- Exercise aim:
Copy out each line of the listing that has the word "mierzone" in it.

[Data entries]
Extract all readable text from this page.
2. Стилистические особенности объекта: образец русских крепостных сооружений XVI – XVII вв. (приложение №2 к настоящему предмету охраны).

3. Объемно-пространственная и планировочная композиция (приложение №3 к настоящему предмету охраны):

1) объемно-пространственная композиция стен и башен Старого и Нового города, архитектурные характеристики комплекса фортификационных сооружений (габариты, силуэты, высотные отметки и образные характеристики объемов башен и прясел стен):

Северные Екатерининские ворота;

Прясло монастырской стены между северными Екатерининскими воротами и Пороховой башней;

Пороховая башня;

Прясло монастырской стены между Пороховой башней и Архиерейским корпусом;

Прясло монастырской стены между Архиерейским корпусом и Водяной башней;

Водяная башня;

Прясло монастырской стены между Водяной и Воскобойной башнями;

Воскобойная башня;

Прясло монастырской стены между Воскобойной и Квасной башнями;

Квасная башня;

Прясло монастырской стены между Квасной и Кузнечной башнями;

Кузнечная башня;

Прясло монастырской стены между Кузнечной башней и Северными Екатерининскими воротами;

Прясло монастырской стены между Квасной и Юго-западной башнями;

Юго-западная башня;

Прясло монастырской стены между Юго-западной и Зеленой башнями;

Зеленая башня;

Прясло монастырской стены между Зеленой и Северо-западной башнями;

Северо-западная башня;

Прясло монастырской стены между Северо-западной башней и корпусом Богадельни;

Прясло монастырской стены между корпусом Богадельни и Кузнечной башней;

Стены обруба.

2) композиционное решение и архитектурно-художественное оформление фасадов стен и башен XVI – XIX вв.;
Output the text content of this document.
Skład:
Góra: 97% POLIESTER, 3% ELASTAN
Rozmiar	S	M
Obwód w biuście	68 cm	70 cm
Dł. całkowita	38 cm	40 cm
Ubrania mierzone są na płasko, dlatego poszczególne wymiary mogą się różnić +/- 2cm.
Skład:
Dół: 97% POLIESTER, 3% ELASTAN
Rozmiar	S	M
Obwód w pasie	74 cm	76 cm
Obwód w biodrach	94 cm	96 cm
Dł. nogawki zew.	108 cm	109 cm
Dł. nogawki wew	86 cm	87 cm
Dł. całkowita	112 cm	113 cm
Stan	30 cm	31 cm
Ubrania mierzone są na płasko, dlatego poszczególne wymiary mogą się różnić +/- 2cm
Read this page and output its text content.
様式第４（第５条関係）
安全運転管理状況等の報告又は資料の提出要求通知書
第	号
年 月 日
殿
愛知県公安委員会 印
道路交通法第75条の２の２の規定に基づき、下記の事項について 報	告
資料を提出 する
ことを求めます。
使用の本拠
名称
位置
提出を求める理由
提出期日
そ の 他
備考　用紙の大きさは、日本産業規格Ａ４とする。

- Expected answer:
Ubrania mierzone są na płasko, dlatego poszczególne wymiary mogą się różnić +/- 2cm.
Ubrania mierzone są na płasko, dlatego poszczególne wymiary mogą się różnić +/- 2cm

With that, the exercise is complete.